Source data
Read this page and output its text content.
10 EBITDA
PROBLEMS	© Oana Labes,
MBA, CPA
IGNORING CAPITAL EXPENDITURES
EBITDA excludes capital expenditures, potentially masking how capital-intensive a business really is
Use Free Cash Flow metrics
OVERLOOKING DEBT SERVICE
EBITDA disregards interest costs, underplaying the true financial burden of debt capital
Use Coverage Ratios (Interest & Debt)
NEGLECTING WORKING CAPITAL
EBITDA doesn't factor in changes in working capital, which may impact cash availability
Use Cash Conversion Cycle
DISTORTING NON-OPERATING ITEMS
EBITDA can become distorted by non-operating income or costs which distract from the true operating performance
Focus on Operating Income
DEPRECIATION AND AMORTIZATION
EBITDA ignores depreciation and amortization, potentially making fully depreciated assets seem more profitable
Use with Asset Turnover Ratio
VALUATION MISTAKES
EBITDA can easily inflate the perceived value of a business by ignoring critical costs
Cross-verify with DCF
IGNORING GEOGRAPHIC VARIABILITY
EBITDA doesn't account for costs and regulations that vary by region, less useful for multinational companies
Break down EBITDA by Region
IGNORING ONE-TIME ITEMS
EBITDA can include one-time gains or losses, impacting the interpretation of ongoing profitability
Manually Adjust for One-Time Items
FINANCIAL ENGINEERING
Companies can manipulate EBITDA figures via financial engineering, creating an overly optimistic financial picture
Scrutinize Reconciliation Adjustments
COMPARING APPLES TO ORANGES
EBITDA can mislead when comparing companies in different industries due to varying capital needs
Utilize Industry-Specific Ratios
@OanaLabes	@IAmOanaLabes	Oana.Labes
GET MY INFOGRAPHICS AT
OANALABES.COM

EXERCISE:
Go through the material line by line. Show each line that contains the string "true".

SOLUTION FOR THIS TASK:
EBITDA disregards interest costs, underplaying the true financial burden of debt capital
EBITDA can become distorted by non-operating income or costs which distract from the true operating performance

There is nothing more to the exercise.